§ WORK TO DO
Return every line below in which "name" appears.

☆ ☆ ☆ ☆ ☆ ☆ ☆

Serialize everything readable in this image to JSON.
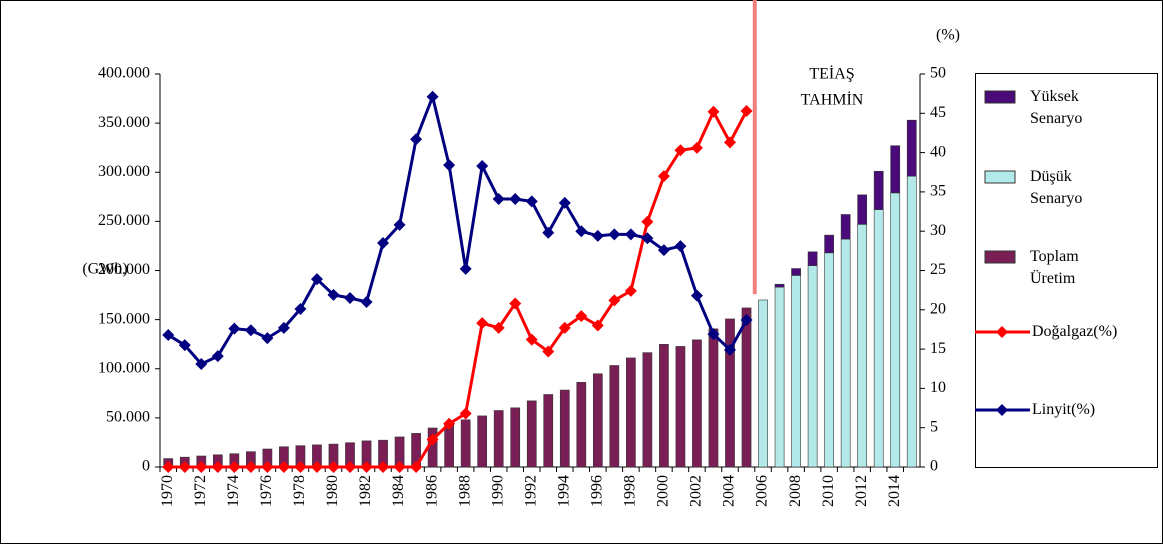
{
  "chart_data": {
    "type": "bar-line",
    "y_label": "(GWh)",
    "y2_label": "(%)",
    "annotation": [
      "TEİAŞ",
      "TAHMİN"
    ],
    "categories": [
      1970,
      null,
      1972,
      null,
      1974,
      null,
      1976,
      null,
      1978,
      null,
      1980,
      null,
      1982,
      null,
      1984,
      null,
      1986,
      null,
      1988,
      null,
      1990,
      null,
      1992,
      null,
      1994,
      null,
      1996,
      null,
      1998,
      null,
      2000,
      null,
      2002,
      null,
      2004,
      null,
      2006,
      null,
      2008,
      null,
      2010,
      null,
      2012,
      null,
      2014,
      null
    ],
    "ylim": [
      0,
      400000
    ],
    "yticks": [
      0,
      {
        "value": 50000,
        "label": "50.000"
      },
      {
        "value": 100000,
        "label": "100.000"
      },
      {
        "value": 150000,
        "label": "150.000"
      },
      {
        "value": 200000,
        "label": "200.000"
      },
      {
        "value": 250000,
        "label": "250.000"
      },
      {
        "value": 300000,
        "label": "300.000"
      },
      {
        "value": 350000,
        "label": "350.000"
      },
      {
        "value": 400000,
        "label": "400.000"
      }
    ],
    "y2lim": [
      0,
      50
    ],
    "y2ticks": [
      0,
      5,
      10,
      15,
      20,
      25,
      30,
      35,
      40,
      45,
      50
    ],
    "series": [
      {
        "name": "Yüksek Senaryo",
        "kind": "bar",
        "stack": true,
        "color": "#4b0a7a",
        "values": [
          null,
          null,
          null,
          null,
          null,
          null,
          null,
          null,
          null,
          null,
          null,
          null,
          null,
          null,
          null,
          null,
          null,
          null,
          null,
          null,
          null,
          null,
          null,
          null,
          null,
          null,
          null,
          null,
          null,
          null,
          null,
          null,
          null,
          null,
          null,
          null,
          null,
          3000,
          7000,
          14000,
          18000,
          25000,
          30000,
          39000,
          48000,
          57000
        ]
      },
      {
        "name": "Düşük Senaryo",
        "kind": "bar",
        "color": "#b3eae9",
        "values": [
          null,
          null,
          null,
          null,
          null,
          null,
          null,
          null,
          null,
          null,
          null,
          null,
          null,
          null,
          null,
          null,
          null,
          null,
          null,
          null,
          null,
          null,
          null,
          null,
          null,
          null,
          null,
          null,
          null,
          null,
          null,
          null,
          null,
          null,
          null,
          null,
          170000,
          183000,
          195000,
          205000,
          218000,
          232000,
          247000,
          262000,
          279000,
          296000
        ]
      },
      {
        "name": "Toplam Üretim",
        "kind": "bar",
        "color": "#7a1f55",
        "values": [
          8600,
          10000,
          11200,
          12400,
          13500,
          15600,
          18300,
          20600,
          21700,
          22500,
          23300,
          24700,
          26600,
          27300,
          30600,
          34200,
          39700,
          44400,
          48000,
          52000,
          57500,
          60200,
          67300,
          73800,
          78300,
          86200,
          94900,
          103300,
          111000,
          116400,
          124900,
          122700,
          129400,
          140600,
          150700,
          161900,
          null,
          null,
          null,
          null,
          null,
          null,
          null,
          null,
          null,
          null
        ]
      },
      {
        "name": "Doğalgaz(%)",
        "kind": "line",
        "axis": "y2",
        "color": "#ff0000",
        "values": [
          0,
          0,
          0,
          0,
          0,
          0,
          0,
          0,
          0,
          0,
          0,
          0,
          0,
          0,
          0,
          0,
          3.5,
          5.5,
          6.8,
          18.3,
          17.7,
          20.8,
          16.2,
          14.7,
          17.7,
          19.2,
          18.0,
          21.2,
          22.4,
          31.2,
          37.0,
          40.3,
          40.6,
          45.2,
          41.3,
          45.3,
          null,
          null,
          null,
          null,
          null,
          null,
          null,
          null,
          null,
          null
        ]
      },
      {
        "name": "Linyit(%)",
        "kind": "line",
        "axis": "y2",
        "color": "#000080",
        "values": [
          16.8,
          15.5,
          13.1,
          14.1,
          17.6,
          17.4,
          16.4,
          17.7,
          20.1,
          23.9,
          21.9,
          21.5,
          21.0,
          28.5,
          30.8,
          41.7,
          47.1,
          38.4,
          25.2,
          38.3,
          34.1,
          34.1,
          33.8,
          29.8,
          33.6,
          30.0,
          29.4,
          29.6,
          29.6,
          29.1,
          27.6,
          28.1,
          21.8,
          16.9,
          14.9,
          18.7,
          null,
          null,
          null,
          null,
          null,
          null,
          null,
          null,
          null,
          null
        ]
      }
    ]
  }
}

☆ ☆ ☆ ☆ ☆ ☆ ☆

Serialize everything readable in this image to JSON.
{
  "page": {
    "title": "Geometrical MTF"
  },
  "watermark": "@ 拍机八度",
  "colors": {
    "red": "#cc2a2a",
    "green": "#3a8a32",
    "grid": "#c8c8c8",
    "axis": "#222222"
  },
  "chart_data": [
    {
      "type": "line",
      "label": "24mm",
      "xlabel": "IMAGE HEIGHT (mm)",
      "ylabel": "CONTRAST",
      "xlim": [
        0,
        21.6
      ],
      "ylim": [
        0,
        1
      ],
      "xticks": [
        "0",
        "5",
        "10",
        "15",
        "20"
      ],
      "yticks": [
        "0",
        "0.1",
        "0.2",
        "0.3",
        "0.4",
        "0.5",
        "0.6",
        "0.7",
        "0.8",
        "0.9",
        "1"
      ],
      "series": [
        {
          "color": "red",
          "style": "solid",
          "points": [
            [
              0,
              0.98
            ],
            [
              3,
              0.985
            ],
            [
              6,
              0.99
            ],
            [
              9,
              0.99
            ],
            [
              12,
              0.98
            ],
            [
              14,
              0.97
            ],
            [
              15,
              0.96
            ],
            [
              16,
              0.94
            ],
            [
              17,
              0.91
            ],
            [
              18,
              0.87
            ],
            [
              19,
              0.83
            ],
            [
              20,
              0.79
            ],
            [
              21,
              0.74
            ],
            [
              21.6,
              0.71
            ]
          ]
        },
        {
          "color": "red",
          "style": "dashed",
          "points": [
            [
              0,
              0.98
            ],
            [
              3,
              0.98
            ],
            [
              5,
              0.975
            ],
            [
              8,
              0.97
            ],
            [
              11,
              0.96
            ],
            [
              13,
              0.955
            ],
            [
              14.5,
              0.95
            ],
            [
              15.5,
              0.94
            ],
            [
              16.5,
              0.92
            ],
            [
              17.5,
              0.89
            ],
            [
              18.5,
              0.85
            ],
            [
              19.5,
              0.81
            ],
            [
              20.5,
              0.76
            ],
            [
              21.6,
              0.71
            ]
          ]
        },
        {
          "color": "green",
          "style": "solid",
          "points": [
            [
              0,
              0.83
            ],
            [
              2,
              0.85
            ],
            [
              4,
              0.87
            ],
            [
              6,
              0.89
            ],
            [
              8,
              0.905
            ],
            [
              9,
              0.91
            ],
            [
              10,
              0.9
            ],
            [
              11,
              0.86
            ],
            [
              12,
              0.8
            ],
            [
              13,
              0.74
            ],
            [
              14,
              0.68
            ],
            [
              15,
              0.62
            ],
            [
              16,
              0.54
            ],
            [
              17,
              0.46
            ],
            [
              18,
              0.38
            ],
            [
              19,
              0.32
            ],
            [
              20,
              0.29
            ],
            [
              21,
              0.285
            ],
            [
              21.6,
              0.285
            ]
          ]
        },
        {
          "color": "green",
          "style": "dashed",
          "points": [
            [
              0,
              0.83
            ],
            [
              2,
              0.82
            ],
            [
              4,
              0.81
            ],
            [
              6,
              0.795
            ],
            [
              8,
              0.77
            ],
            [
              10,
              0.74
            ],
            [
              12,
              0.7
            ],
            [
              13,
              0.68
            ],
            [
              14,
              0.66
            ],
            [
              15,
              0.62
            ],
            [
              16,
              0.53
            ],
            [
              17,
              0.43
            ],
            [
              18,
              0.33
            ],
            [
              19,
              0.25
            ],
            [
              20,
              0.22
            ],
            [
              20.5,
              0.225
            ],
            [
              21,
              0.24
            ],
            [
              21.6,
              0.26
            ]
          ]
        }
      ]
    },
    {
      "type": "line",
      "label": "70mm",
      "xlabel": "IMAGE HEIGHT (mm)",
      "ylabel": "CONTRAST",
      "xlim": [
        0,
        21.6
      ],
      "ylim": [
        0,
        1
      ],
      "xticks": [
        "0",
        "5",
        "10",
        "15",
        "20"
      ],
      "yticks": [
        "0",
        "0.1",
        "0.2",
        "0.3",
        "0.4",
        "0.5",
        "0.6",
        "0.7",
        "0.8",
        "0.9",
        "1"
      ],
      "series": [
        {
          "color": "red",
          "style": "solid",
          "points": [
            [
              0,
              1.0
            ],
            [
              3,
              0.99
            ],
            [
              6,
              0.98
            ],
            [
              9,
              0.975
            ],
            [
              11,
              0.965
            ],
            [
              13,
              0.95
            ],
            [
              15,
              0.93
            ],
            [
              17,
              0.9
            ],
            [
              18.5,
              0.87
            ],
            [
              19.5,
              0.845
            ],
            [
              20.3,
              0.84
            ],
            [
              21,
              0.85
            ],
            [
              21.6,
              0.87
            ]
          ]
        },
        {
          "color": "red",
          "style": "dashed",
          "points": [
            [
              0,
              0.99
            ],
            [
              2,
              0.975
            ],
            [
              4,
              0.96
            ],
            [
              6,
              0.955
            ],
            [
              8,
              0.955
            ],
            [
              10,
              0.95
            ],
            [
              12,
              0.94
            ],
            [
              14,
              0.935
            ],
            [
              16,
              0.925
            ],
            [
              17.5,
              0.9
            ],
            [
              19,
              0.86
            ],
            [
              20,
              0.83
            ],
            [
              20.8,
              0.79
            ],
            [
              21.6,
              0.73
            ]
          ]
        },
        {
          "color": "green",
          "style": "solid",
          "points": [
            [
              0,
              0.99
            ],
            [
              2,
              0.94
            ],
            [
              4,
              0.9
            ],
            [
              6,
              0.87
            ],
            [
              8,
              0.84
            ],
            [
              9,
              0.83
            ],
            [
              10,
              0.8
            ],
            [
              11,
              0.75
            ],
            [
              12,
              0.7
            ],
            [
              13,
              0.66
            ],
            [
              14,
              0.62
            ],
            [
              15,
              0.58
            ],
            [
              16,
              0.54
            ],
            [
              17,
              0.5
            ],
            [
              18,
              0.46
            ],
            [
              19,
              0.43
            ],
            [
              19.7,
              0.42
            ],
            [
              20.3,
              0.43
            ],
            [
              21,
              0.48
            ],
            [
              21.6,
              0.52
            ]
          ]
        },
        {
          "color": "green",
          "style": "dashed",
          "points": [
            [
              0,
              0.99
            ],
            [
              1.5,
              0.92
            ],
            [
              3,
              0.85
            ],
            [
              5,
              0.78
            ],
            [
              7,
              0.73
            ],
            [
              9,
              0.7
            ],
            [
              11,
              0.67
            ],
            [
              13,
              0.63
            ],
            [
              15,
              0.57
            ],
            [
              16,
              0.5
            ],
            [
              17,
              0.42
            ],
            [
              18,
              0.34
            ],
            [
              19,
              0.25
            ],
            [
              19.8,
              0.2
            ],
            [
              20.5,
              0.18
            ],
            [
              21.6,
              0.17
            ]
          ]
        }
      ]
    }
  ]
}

☆ ☆ ☆ ☆ ☆ ☆ ☆

§ ANSWER FOR THE TASK
        "name": "Yüksek Senaryo",
        "name": "Düşük Senaryo",
        "name": "Toplam Üretim",
        "name": "Doğalgaz(%)",
        "name": "Linyit(%)",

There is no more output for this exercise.